[Opening Source passage section]

We quantify the effect of past trials and their outcomes on future decisions using a logistic regression analysis based on previous trials and their outcomes⁵⁵. We define vectors for each of the four possible trial outcomes: common-reward (CR), common-omission (CO), uncommon-reward (UR), and uncommon-omission (UO), each taking on a value of +1 for trials of their type where the rat selected the left choice port, a value of −1 for trials of their type where the rat selected the right choice port, and a value of 0 for trials of other types. We define the following regression model:

$$\begin{array}{c}log\left(\frac{P_{\mathit{left}}(t)}{P_{\mathit{right}}(t)}\right)=\sum _{\tau =1}^T{\beta }_{CR}(\tau )\ast CR(t-\tau )+\sum _{\tau =1}^T{\beta }_{CO}(\tau )\ast CO(t-\tau )+\\ \sum _{\tau =1}^T{\beta }_{UR}(\tau )\ast UR(t-\tau )+\sum _{\tau =1}^T{\beta }_{UO}(\tau )\ast UO(t-\tau )+\end{array}$$ (1)

where β_cr, β_co, β_ur, and β_uo are vectors of regression weights which quantify the tendency to repeat on the next trial a choice that was made τ trials ago and resulted in the outcome of their type, and T is a hyperparameter governing the number of past trials used by the model to predict upcoming choice. Unless otherwise specified, T was set to 5 for all analyses (see Figure S15).

We expect model-free agents to show a pattern of repeating choices which lead to reward and switching away from those which lead to omissions, so we define a model-free index for a dataset as the sum of the appropriate weights from a regression model fit to that dataset:

$$\mathit{ModelFreeIndex}=\sum _{\tau =1}^T[{\beta }_{CR}(\tau )+{\beta }_{UR}(\tau )]-\sum _{\tau =1}^T[{\beta }_{UO}(\tau )+{\beta }_{CO}(\tau )]$$ (2)

[Closing Source passage section]
[Opening Exercise data section]

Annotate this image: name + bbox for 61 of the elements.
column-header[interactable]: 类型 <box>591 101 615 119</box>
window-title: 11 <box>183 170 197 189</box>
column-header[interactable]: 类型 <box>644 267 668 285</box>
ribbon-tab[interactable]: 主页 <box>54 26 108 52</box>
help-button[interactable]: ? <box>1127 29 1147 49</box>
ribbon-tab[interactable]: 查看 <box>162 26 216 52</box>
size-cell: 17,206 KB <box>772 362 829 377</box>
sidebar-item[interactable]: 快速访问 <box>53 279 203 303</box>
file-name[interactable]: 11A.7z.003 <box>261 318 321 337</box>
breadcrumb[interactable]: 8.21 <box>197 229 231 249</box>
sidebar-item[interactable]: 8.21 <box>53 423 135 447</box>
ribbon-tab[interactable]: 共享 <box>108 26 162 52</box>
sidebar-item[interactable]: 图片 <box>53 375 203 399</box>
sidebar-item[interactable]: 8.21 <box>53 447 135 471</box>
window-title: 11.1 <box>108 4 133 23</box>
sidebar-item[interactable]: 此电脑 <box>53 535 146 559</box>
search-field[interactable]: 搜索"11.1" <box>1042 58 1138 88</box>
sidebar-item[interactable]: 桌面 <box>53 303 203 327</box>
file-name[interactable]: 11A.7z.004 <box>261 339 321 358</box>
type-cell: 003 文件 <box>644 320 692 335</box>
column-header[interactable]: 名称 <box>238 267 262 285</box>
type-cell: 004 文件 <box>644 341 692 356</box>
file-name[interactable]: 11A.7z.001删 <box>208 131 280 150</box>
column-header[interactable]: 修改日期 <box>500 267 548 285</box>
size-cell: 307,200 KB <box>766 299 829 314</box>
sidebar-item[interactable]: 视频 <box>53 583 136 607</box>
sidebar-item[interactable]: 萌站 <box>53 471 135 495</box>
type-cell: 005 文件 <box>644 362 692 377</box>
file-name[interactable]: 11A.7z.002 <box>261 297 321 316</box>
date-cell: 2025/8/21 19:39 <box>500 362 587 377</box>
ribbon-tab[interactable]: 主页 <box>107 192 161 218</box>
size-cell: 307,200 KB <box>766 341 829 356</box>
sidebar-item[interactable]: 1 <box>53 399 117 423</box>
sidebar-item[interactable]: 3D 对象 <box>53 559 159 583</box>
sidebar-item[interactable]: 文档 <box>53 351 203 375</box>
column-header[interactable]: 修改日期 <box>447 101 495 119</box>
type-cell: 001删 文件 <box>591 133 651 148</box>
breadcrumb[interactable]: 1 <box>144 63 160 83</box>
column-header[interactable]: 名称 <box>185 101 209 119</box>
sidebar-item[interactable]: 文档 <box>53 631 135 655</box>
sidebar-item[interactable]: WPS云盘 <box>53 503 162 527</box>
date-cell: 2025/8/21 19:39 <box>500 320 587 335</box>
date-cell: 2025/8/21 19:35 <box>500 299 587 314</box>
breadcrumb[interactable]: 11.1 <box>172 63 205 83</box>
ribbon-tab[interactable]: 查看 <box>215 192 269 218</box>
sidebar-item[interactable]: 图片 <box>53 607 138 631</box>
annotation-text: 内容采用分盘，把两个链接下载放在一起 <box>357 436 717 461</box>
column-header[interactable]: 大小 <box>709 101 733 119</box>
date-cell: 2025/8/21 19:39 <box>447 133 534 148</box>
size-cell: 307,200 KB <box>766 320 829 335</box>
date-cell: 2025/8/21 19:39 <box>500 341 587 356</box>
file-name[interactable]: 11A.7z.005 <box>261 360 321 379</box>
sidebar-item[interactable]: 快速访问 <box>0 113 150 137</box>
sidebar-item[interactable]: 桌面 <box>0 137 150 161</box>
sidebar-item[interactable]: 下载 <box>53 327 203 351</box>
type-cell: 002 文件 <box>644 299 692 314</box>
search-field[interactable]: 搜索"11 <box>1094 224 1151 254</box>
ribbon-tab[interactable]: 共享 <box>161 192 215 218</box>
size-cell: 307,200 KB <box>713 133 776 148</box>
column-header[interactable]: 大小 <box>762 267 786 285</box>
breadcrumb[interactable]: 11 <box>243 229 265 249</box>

[Closing Exercise data section]

* _Activity 1_
Answer these questions using the regression passage.
(a) Which four trial outcomes get their own vectors?
(b) What value does an outcome's vector take on a trial of its type where the rat selected the right choice port?
(c) Unless otherwise specified, what was T set to for all analyses?
* _Activity 2_
Repeat everything in the regression passage from "where β_cr, β_co, β_ur, and" down to "(see Figure S15).", word for word.
The data were taken from a different source than the regression passage.

* _Answer space 1_
(a) Common-reward (CR), common-omission (CO), uncommon-reward (UR), and uncommon-omission (UO).
(b) −1.
(c) 5.

* _Answer space 2_
where β_cr, β_co, β_ur, and β_uo are vectors of regression weights which quantify the tendency to repeat on the next trial a choice that was made τ trials ago and resulted in the outcome of their type, and T is a hyperparameter governing the number of past trials used by the model to predict upcoming choice. Unless otherwise specified, T was set to 5 for all analyses (see Figure S15).